(Data records)
= = = = =
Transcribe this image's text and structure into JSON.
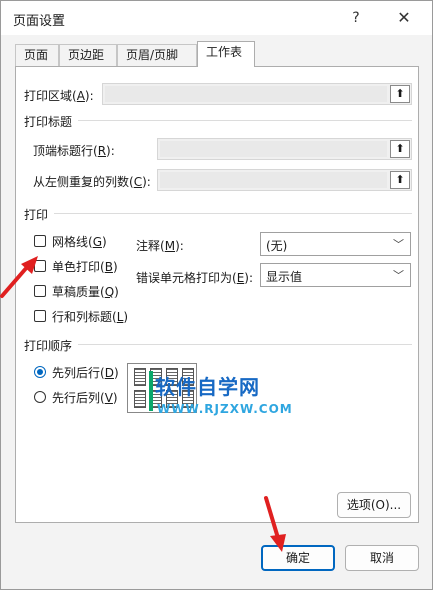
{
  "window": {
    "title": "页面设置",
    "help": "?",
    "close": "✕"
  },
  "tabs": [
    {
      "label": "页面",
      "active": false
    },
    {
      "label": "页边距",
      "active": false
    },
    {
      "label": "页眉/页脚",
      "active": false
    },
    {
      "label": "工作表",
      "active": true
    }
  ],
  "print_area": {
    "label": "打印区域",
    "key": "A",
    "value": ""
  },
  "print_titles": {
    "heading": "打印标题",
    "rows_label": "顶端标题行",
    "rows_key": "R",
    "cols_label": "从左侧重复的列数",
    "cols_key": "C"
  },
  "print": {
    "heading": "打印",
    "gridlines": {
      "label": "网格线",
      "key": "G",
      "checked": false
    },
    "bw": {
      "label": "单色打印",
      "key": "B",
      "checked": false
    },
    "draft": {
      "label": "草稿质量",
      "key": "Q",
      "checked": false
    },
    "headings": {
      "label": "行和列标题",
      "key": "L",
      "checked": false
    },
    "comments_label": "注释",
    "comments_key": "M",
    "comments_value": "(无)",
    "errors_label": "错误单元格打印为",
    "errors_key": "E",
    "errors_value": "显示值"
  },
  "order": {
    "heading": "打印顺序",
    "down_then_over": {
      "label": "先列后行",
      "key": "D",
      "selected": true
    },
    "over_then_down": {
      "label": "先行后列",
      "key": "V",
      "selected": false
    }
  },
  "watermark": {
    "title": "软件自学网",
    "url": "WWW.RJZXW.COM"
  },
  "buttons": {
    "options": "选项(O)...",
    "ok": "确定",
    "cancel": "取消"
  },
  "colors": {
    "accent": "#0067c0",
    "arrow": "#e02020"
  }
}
= = = = =
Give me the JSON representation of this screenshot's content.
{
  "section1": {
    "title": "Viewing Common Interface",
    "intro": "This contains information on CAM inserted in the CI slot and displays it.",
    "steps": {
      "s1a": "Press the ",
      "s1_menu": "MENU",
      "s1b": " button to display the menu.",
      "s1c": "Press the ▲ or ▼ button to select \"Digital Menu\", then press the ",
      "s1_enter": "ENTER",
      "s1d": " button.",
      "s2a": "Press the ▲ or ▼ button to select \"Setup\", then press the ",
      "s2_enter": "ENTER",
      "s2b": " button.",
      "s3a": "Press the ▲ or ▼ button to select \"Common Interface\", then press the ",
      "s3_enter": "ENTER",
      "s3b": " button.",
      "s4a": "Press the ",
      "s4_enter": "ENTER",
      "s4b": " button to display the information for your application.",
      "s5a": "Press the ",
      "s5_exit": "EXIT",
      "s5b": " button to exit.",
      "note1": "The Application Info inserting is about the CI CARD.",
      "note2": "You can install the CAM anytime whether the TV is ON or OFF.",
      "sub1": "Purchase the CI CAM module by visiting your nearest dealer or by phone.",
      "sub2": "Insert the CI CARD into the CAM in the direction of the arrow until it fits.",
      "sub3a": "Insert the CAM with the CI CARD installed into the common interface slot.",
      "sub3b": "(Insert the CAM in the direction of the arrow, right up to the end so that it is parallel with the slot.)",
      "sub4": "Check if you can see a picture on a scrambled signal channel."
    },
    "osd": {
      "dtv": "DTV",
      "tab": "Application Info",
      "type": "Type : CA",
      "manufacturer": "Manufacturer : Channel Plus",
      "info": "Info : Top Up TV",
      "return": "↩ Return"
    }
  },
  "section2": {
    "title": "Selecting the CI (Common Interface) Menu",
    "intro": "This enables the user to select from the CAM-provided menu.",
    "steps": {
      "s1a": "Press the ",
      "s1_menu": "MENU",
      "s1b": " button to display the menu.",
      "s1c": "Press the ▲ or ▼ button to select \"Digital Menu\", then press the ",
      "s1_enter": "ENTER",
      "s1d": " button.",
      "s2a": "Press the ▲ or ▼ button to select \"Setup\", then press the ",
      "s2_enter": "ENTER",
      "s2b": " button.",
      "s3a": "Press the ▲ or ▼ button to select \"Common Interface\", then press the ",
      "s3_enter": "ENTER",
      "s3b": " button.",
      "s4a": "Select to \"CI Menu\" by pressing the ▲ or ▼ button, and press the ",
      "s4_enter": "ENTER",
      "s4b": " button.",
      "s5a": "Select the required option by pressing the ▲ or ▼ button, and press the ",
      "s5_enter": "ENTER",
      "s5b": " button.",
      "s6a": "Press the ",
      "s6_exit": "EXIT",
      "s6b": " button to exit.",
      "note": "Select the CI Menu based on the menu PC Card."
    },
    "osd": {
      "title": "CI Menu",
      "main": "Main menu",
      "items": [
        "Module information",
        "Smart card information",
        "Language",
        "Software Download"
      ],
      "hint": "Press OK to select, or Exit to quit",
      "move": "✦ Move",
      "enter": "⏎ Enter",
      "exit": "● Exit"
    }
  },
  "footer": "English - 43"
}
= = = = =
What to do – Out of the preceding entries, pull every line containing the string "into".

Solution to the exercise –
Transcribe this image's text and structure into JSON.
      "sub2": "Insert the CI CARD into the CAM in the direction of the arrow until it fits.",
      "sub3a": "Insert the CAM with the CI CARD installed into the common interface slot.",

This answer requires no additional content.